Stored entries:
★ ★ ★
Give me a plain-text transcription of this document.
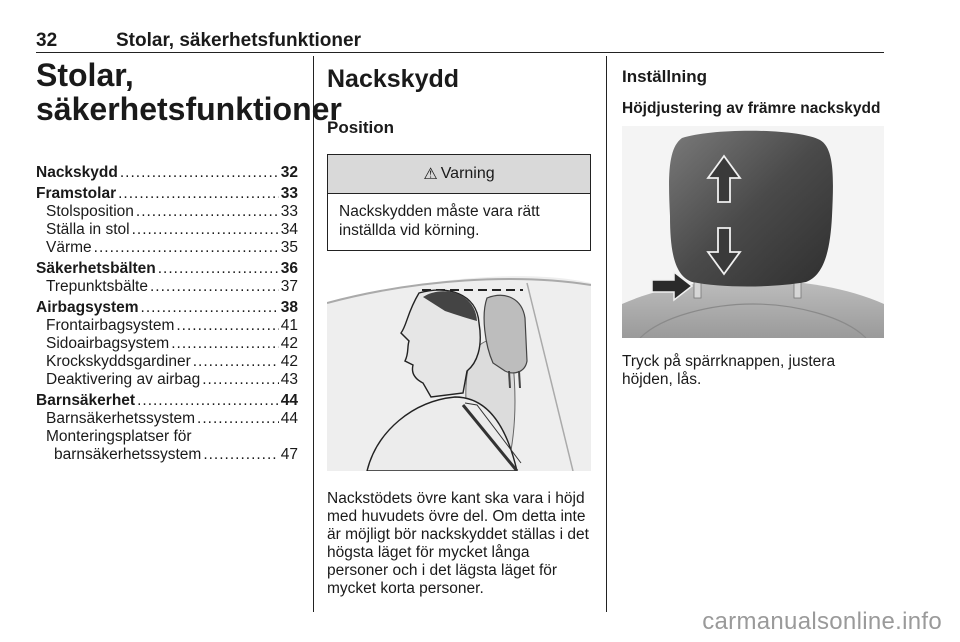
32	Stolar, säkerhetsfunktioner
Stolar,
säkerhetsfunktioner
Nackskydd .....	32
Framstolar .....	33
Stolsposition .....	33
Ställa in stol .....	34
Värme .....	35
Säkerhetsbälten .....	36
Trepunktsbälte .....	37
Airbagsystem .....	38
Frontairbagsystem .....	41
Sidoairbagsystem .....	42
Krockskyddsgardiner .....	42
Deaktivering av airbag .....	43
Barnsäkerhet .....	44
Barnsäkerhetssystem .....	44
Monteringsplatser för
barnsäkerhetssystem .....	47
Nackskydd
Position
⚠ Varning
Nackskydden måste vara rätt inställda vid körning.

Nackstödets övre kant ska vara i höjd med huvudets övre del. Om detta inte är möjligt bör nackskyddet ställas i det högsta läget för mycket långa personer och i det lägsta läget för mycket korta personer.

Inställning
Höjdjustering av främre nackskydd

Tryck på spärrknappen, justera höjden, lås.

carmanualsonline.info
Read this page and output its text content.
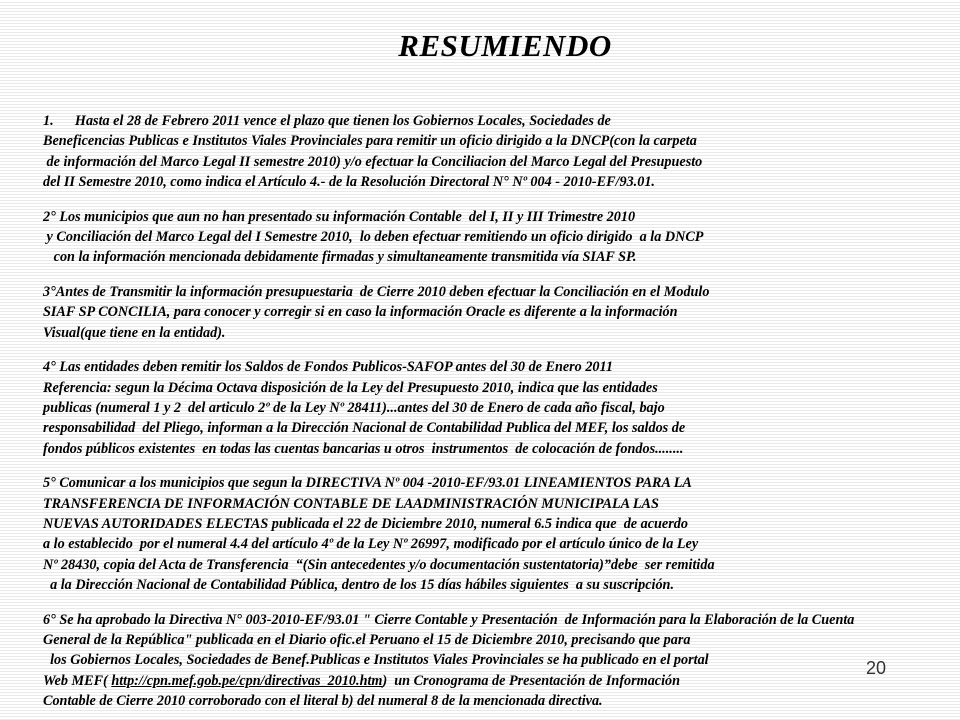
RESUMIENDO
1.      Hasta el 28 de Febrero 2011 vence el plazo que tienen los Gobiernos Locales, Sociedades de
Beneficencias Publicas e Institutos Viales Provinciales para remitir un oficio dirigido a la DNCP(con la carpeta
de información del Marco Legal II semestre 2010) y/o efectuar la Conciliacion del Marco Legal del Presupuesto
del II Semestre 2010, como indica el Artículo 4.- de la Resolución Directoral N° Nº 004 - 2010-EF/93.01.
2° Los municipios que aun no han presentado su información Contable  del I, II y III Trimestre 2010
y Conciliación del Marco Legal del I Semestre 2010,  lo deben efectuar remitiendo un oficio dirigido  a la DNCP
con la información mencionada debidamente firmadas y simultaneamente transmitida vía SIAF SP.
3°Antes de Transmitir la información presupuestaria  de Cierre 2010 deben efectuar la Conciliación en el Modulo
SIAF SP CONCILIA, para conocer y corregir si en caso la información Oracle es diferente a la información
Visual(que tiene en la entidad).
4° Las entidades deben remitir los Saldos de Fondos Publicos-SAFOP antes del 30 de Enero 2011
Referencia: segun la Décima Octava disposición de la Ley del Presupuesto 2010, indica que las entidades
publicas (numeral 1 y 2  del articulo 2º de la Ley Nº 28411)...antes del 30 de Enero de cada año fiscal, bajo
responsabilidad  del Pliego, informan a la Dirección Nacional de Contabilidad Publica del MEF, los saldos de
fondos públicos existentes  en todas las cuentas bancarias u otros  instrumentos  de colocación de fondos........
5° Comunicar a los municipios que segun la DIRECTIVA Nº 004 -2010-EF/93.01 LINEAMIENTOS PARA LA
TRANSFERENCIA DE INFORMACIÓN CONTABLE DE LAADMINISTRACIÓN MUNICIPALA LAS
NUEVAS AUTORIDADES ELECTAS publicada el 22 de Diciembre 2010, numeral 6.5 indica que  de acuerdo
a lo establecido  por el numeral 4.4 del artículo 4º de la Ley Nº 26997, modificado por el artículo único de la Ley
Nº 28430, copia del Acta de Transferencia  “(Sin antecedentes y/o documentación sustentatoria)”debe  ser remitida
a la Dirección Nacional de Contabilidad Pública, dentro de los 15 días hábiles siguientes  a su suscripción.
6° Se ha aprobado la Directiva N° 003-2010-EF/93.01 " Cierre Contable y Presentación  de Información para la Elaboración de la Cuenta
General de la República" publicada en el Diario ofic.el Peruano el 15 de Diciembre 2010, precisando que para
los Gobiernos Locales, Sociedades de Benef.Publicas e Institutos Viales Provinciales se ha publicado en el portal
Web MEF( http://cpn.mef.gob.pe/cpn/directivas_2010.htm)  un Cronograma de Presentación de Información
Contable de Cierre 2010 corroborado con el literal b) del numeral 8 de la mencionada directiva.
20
★ ★ ★
TASK REQUIREMENTS: Which lines hold the word "Marco"? Copy every one of them.

ANSWER TO THIS EXERCISE:
de información del Marco Legal II semestre 2010) y/o efectuar la Conciliacion del Marco Legal del Presupuesto
y Conciliación del Marco Legal del I Semestre 2010,  lo deben efectuar remitiendo un oficio dirigido  a la DNCP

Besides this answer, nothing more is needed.